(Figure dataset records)
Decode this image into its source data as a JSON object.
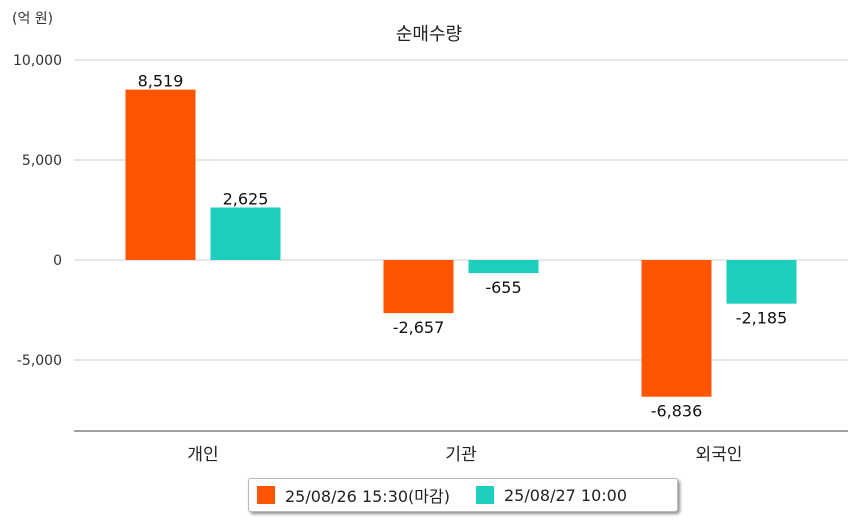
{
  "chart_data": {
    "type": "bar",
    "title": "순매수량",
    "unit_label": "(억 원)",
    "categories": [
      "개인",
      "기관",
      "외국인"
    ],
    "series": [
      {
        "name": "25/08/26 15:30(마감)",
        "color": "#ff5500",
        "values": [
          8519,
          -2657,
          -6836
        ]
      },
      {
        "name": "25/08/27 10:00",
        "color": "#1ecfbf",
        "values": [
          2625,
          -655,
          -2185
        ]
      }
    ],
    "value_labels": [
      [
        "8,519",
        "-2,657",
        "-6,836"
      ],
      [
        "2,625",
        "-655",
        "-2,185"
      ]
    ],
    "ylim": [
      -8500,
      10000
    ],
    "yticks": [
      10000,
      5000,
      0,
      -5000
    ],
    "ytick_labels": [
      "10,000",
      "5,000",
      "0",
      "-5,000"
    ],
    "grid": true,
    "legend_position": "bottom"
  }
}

→ What is asked
Every record above should be transcribed exactly; the pictures stay out of the copy.

→ Exercise answer
Decode this image into its source data as a JSON object.
{
  "chart_data": {
    "type": "bar",
    "title": "순매수량",
    "unit_label": "(억 원)",
    "categories": [
      "개인",
      "기관",
      "외국인"
    ],
    "series": [
      {
        "name": "25/08/26 15:30(마감)",
        "color": "#ff5500",
        "values": [
          8519,
          -2657,
          -6836
        ]
      },
      {
        "name": "25/08/27 10:00",
        "color": "#1ecfbf",
        "values": [
          2625,
          -655,
          -2185
        ]
      }
    ],
    "value_labels": [
      [
        "8,519",
        "-2,657",
        "-6,836"
      ],
      [
        "2,625",
        "-655",
        "-2,185"
      ]
    ],
    "ylim": [
      -8500,
      10000
    ],
    "yticks": [
      10000,
      5000,
      0,
      -5000
    ],
    "ytick_labels": [
      "10,000",
      "5,000",
      "0",
      "-5,000"
    ],
    "grid": true,
    "legend_position": "bottom"
  }
}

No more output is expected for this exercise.